THE TASK — From the entries below, say how many lines carry the word "overall", and give nothing but the number.

RECORDED DATA —
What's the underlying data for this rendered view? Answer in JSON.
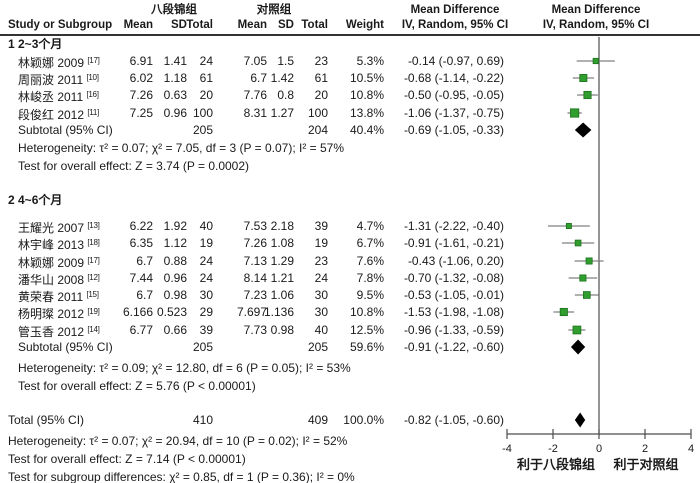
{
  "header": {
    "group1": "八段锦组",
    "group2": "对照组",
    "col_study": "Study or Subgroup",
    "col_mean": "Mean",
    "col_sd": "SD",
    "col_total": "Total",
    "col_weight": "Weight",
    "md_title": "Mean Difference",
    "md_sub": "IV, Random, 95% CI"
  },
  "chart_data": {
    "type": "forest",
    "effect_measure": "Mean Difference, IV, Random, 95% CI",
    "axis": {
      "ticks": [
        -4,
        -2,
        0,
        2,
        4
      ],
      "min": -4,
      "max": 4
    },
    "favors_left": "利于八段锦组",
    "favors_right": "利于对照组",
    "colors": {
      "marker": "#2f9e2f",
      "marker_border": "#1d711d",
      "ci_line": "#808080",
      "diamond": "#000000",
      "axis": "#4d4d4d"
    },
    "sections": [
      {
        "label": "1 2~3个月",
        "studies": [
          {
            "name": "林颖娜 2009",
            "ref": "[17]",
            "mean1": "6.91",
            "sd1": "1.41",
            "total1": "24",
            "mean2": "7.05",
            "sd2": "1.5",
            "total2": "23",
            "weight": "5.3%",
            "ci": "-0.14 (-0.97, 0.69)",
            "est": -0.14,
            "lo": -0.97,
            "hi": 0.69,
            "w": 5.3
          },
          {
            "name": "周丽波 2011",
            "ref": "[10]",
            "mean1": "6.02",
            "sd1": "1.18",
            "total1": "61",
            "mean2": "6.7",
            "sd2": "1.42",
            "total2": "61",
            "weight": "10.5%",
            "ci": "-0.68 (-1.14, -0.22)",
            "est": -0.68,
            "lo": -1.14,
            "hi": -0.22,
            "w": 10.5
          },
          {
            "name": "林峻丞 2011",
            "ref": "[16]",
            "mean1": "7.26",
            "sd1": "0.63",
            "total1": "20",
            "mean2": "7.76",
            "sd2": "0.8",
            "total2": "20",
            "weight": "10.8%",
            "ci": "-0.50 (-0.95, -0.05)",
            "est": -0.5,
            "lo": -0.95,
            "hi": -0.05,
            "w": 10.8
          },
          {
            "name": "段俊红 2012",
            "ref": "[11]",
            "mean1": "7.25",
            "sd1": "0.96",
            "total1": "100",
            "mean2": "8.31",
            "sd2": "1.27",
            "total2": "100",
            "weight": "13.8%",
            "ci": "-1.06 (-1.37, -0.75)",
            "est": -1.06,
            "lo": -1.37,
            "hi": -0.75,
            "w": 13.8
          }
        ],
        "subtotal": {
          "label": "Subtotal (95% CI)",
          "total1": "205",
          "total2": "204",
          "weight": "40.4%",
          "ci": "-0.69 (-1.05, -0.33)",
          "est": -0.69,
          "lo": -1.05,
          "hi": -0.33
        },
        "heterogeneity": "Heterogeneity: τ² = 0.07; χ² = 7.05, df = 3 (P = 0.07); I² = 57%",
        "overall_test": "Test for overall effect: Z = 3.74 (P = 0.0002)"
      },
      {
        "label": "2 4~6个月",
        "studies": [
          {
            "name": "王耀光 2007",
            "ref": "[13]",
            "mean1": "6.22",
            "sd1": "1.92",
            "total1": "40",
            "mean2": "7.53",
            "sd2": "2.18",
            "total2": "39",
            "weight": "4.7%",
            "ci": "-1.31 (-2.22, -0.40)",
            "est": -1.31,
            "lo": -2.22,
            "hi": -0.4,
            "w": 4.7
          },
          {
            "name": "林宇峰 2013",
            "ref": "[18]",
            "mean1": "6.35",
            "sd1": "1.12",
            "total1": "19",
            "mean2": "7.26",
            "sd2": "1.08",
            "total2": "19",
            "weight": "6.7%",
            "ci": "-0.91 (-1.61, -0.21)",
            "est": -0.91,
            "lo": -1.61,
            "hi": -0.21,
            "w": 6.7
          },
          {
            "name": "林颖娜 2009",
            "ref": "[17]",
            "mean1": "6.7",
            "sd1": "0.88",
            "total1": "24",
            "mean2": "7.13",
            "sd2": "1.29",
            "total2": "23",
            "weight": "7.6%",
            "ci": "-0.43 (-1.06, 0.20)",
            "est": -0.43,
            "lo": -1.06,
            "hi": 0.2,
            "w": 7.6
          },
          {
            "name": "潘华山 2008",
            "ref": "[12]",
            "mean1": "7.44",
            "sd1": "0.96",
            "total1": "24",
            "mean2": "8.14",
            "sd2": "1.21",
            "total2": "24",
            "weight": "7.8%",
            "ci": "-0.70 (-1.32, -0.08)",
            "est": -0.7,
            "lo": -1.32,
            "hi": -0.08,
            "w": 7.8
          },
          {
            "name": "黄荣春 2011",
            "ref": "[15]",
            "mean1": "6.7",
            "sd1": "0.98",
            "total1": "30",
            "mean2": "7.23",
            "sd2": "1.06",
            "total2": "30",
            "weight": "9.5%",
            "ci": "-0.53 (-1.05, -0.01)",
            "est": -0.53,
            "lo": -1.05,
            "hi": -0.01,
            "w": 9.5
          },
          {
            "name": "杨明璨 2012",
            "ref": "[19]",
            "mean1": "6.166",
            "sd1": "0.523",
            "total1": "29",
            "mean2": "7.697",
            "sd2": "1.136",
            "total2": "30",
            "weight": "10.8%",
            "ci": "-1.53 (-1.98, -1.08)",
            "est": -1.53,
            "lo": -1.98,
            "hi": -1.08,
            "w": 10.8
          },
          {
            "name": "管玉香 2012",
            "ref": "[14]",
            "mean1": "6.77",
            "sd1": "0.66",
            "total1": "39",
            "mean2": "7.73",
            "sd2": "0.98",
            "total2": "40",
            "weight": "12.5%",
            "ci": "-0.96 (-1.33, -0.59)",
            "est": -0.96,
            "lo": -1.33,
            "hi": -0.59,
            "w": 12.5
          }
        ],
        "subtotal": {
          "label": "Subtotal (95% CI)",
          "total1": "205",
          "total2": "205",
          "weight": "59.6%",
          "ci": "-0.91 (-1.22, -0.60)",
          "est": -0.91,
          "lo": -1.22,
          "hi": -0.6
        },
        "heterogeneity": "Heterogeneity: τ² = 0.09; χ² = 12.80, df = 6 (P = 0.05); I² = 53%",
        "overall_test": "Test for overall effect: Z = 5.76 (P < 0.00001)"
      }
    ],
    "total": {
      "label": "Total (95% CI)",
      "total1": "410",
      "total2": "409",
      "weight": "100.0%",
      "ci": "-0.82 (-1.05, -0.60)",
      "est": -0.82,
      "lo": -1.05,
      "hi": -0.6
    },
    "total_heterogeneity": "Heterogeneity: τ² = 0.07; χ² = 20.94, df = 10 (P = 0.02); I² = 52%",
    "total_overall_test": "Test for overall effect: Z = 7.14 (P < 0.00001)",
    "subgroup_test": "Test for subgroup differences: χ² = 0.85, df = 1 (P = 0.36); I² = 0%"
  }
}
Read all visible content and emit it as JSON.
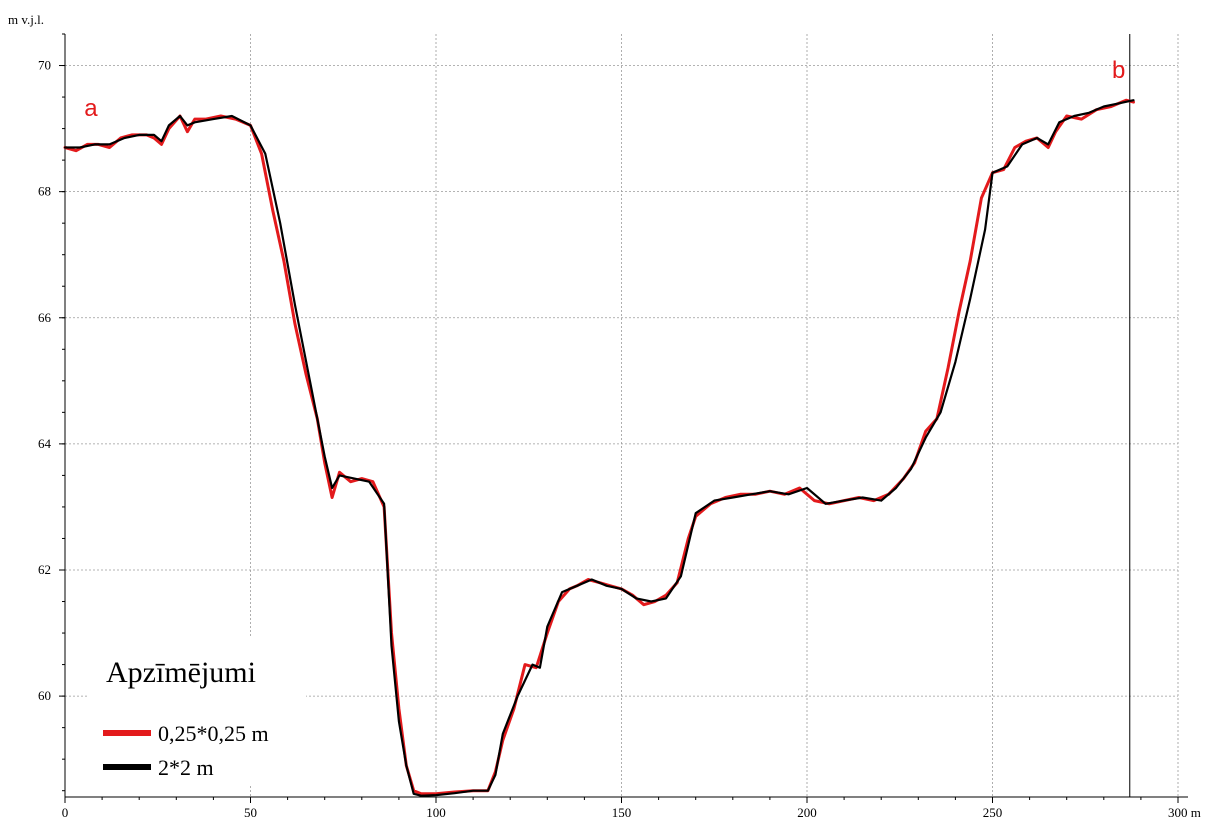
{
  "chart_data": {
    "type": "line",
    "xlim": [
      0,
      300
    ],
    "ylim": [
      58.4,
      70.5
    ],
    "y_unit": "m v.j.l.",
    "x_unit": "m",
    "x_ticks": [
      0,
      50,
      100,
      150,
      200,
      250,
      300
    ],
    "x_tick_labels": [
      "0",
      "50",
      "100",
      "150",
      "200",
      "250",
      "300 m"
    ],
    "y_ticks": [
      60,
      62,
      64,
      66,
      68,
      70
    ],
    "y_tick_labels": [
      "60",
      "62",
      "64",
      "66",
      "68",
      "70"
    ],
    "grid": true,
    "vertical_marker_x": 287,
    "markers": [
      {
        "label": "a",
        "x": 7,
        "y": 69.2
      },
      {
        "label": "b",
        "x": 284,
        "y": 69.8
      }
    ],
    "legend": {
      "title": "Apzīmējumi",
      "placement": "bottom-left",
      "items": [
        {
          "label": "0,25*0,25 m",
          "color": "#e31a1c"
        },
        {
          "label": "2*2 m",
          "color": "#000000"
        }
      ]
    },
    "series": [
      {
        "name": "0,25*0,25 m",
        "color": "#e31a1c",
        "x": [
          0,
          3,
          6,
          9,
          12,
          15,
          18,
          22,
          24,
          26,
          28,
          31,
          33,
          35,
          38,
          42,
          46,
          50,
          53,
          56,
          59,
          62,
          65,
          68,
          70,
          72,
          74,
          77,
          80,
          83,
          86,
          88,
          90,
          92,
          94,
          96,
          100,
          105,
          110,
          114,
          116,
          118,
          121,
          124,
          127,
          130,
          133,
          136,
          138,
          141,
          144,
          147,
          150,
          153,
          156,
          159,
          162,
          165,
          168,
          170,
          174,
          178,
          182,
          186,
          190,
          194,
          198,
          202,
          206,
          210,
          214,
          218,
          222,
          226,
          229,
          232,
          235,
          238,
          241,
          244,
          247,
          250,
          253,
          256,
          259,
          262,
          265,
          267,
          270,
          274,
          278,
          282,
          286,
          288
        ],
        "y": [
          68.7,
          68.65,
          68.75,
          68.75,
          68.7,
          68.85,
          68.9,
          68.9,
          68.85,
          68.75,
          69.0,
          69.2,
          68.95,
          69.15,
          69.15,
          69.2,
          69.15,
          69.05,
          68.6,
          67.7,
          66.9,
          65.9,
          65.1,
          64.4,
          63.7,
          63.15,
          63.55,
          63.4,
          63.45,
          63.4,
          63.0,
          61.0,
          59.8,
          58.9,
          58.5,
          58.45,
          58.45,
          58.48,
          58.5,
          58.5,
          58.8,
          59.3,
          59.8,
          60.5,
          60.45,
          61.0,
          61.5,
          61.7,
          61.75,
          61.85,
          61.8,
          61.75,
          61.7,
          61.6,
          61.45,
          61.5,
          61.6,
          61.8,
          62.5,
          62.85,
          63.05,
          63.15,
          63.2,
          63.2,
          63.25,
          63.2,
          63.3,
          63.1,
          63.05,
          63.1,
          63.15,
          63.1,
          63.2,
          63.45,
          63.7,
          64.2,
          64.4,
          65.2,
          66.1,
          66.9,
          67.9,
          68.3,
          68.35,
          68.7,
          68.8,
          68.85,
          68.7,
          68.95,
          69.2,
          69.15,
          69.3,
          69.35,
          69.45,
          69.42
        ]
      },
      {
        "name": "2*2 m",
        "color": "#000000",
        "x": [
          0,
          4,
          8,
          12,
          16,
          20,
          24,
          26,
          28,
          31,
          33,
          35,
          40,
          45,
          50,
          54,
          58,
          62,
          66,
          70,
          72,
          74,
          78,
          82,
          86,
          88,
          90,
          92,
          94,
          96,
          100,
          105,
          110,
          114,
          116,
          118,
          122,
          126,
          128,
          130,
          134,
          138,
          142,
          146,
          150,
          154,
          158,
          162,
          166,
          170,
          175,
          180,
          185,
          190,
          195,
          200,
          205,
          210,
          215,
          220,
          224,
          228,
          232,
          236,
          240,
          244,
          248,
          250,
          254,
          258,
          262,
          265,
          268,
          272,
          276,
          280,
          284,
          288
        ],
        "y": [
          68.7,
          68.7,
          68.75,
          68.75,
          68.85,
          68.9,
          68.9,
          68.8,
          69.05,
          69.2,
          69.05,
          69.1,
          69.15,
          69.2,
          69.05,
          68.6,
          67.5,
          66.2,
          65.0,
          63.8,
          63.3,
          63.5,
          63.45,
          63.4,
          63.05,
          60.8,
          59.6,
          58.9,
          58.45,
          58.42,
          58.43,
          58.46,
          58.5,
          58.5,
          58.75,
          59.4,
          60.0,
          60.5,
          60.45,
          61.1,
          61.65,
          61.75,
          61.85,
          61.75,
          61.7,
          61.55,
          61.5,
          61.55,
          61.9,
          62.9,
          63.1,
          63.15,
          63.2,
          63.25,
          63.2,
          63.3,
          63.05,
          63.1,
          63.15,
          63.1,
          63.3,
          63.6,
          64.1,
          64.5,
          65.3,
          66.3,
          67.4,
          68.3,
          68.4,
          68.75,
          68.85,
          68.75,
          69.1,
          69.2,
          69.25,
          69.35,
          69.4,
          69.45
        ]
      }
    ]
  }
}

FULL OUTPUT — 3